Extracted data entries:
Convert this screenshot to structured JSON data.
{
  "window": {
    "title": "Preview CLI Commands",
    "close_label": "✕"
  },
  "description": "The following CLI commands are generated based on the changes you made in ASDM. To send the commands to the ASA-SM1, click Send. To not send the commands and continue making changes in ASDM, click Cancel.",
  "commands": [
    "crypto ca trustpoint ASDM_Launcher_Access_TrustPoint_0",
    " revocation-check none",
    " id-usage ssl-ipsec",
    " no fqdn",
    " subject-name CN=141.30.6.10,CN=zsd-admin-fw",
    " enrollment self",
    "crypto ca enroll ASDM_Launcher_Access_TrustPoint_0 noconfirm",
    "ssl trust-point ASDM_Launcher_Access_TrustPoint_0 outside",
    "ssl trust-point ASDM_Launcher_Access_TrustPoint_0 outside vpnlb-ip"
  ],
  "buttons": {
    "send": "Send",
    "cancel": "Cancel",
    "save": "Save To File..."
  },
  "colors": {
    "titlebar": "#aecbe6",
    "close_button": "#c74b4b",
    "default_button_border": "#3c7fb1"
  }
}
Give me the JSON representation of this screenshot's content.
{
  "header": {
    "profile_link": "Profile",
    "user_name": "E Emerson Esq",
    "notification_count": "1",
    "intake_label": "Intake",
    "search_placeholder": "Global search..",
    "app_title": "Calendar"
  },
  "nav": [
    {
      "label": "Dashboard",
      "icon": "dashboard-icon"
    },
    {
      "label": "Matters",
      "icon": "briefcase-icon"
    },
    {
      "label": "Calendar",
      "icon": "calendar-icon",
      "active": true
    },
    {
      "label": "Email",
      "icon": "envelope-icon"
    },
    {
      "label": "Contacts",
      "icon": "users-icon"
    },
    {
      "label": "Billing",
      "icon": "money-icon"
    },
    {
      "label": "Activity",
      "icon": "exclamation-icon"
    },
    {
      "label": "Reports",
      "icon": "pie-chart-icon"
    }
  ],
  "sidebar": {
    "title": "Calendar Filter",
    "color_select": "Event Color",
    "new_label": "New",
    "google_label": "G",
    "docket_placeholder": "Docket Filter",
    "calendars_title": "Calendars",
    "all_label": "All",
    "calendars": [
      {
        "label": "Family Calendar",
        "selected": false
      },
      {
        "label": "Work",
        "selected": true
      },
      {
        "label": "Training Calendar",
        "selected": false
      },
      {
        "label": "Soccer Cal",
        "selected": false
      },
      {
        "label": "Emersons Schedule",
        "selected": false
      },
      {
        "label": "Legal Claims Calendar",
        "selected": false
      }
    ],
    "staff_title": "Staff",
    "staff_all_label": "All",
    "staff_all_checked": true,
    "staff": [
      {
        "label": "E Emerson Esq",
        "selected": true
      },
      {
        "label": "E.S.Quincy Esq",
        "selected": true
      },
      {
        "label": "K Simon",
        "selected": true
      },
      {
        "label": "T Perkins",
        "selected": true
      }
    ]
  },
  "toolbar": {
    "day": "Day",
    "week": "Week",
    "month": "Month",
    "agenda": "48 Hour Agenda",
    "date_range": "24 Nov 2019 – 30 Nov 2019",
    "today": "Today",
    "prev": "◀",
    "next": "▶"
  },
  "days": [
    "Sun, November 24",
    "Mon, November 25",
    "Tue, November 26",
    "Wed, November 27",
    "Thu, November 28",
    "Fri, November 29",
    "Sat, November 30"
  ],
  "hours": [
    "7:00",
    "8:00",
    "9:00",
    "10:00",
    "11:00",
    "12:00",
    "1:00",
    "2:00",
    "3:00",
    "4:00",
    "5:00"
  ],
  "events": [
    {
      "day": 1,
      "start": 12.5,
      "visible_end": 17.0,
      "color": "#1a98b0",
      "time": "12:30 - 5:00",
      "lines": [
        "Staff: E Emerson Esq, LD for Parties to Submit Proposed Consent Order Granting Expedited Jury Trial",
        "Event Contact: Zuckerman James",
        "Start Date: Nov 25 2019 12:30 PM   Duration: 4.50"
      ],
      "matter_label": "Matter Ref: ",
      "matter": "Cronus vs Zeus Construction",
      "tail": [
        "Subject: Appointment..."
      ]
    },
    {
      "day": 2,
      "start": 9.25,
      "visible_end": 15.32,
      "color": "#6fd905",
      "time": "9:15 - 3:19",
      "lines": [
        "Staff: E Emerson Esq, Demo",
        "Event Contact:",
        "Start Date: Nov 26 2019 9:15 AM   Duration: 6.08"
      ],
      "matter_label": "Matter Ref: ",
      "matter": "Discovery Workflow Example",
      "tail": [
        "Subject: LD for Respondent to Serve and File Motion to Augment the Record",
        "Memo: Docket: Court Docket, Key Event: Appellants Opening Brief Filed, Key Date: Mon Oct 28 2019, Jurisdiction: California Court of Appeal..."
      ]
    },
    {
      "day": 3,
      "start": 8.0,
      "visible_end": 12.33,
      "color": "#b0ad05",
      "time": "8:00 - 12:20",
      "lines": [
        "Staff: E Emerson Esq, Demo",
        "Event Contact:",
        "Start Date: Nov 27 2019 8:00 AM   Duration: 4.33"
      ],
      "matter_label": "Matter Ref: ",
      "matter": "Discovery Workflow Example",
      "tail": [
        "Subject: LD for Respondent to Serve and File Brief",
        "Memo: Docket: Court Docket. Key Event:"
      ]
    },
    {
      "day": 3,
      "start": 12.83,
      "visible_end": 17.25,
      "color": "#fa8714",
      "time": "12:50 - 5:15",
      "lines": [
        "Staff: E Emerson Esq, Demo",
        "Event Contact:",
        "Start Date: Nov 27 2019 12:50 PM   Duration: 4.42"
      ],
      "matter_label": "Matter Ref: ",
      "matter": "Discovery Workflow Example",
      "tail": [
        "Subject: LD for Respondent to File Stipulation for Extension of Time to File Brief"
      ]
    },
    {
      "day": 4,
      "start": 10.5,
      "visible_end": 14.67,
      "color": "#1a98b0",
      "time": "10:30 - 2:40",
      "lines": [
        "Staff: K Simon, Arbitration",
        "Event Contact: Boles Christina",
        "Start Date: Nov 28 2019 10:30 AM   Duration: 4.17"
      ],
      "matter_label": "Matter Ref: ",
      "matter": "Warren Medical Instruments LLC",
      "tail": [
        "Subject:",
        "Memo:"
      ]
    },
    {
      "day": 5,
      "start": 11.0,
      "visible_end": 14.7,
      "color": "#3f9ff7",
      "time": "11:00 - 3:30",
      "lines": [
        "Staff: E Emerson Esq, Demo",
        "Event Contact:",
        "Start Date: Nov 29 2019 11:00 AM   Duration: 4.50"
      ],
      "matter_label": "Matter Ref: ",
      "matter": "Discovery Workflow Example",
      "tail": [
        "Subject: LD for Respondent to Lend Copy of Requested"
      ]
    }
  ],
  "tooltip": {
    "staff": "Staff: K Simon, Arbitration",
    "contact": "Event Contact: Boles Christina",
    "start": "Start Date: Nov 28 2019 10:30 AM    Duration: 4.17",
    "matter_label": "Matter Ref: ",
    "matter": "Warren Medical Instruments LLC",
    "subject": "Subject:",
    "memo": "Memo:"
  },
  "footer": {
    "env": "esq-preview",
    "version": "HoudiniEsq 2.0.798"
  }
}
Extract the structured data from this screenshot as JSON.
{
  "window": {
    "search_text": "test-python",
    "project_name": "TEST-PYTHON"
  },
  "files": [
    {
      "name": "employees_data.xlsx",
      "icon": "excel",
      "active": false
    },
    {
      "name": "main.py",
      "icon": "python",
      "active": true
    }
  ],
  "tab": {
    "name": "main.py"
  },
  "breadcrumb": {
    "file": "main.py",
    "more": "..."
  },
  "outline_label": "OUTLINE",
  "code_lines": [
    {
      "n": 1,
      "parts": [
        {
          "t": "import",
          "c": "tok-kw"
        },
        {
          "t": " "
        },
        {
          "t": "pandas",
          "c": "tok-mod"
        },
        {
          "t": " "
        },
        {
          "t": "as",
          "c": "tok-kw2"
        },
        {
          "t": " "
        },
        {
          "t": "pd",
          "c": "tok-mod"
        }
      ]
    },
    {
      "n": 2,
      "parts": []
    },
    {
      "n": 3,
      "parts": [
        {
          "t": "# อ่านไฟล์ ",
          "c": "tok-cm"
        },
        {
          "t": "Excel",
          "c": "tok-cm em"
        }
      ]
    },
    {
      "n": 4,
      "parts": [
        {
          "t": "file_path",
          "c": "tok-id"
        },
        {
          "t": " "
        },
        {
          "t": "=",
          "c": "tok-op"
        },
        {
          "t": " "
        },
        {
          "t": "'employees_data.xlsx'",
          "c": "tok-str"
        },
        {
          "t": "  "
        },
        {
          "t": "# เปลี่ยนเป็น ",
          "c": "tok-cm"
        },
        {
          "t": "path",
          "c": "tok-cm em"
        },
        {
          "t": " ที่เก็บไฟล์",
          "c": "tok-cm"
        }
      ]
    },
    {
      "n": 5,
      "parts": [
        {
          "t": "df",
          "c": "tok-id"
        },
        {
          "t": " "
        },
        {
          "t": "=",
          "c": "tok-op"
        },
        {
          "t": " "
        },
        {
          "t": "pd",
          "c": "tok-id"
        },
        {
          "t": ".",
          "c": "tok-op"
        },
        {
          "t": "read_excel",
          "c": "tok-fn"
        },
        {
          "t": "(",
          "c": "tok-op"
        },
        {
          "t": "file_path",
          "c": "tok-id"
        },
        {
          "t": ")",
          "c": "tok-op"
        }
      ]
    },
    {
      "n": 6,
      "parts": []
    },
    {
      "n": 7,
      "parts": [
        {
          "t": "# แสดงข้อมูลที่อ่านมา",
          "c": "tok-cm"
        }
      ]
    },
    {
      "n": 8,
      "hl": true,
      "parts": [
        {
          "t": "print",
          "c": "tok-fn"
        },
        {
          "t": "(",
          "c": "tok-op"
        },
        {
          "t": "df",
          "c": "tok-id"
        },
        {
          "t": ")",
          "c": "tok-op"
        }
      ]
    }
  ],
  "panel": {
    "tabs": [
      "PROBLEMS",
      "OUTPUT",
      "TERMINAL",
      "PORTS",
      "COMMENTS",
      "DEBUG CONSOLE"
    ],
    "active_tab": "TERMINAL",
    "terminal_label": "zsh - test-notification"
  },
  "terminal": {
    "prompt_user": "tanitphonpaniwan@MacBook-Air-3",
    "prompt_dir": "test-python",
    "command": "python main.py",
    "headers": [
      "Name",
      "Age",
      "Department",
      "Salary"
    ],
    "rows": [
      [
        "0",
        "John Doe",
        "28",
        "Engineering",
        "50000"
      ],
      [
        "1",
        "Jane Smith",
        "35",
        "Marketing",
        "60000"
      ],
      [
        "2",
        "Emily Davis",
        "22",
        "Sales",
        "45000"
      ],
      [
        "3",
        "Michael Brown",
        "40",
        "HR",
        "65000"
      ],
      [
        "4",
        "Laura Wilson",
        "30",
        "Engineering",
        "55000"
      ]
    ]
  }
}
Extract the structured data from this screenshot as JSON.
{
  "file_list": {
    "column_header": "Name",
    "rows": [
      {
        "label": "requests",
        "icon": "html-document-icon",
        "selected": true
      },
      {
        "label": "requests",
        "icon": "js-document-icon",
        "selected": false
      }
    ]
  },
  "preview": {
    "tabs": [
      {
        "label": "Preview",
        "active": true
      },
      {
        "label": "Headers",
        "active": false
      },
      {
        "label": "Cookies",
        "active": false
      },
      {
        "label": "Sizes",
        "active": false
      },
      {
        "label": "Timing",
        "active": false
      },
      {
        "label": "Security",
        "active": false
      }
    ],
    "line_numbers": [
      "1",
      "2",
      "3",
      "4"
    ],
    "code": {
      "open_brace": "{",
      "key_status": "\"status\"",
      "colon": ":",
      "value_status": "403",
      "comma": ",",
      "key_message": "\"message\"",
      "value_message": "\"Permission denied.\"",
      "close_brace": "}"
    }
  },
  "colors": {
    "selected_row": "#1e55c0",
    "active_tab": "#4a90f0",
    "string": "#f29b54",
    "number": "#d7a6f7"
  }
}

**To be done**
From the records above, pull out every line containing the word "outside".

**Response below**
    "ssl trust-point ASDM_Launcher_Access_TrustPoint_0 outside",
    "ssl trust-point ASDM_Launcher_Access_TrustPoint_0 outside vpnlb-ip"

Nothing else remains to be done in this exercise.